Spatial annotation records:
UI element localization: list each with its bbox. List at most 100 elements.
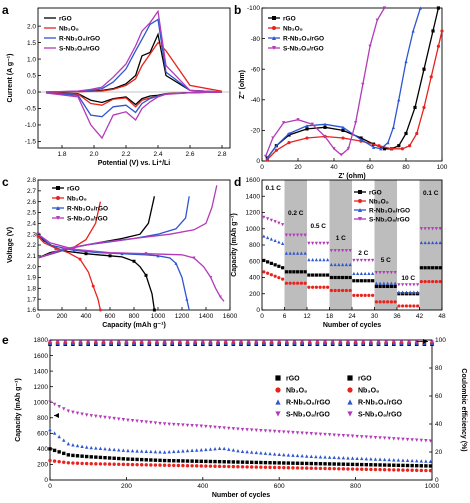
data-point [423,227,427,231]
data-point [408,144,412,148]
data-point [135,457,139,462]
x-tick-label: 20 [294,164,302,171]
data-point [352,279,356,283]
data-point [292,270,296,274]
data-point [259,460,263,465]
data-point [139,463,144,467]
data-point [240,449,245,454]
data-point [213,425,217,430]
legend-label: Nb₃O₈ [358,388,379,395]
data-point [167,450,171,454]
x-tick-label: 30 [371,313,379,320]
data-point [396,437,401,441]
data-point [416,290,420,294]
data-point [374,300,378,304]
data-point [299,270,303,274]
data-point [227,460,231,464]
data-point [429,75,433,79]
data-point [147,340,152,344]
data-point [311,258,315,262]
data-point [411,29,415,33]
data-point [94,414,98,419]
data-point [162,340,167,344]
data-point [222,446,226,451]
data-point [346,340,350,344]
data-point [401,283,405,287]
data-point [386,141,390,145]
data-point [263,465,268,469]
data-point [314,258,318,262]
data-point [117,462,121,466]
data-point [103,415,107,420]
x-tick-label: 2.8 [217,151,226,158]
data-point [78,340,83,344]
data-point [330,340,335,344]
data-point [103,455,107,460]
data-point [48,458,52,463]
data-point [227,447,231,451]
data-point [144,273,148,277]
data-point [185,297,189,301]
data-point [393,281,397,285]
data-point [323,122,327,126]
data-point [382,463,387,467]
data-point [300,454,304,458]
data-point [176,463,181,468]
data-point [323,455,327,459]
data-point [126,457,130,461]
data-point [322,273,326,277]
data-point [373,467,378,472]
data-point [94,446,98,450]
data-point [350,467,355,471]
panel-label: d [234,175,241,189]
data-point [272,461,277,465]
data-point [408,292,412,296]
data-point [98,446,103,451]
data-point [359,271,363,276]
data-point [356,271,360,276]
panel-e: 0 200 400 600 800 100002004006008001000120014… [15,337,467,499]
data-point [404,292,408,296]
panel-label: a [2,3,9,17]
data-point [348,288,352,293]
data-point [272,36,276,40]
data-point [240,427,245,432]
data-point [352,293,356,297]
data-point [275,387,281,393]
data-point [277,276,281,280]
legend-label: rGO [358,376,372,383]
data-point [428,468,433,473]
legend-label: R-Nb₃O₈/rGO [286,400,331,407]
y2-tick-label: 100 [435,337,446,344]
data-point [71,453,75,458]
data-point [277,461,281,465]
data-point [431,279,435,284]
x-tick-label: 1200 [175,313,190,320]
y-axis-label: Capacity (mAh g⁻¹) [15,378,22,442]
y-tick-label: 1600 [246,177,261,184]
data-point [374,284,378,289]
x-tick-label: 6 [283,313,287,320]
data-point [360,467,364,471]
data-point [98,462,103,466]
data-point [408,290,412,294]
data-point [139,340,144,344]
data-point [401,458,405,462]
data-point [424,439,428,443]
legend-label: Nb₃O₈ [67,196,87,203]
data-point [427,266,431,270]
data-point [430,340,434,344]
data-point [353,340,358,344]
nyquist-Nb3O8 [266,30,443,160]
data-point [309,454,313,458]
data-point [265,156,269,160]
data-point [307,273,311,277]
data-point [434,279,438,284]
y-tick-label: 2.1 [27,253,36,260]
y-tick-label: 400 [249,275,260,282]
data-point [413,105,417,110]
data-point [307,340,312,344]
data-point [275,411,281,417]
data-point [249,450,254,454]
data-point [84,445,89,449]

Set task - Can you edit the material from the line with "data-point [423,227,427,231]" up to and including the line with "data-point [374,300,378,304]", swapping "legend-label" for "legend-entry" and keeping everything else the same? Return only those lines.

Reply to the task -
data-point [423,227,427,231]
data-point [408,144,412,148]
data-point [135,457,139,462]
x-tick-label: 20 [294,164,302,171]
data-point [352,279,356,283]
data-point [292,270,296,274]
data-point [259,460,263,465]
data-point [139,463,144,467]
data-point [240,449,245,454]
data-point [213,425,217,430]
legend-entry: Nb₃O₈ [358,388,379,395]
data-point [167,450,171,454]
x-tick-label: 30 [371,313,379,320]
data-point [396,437,401,441]
data-point [416,290,420,294]
data-point [374,300,378,304]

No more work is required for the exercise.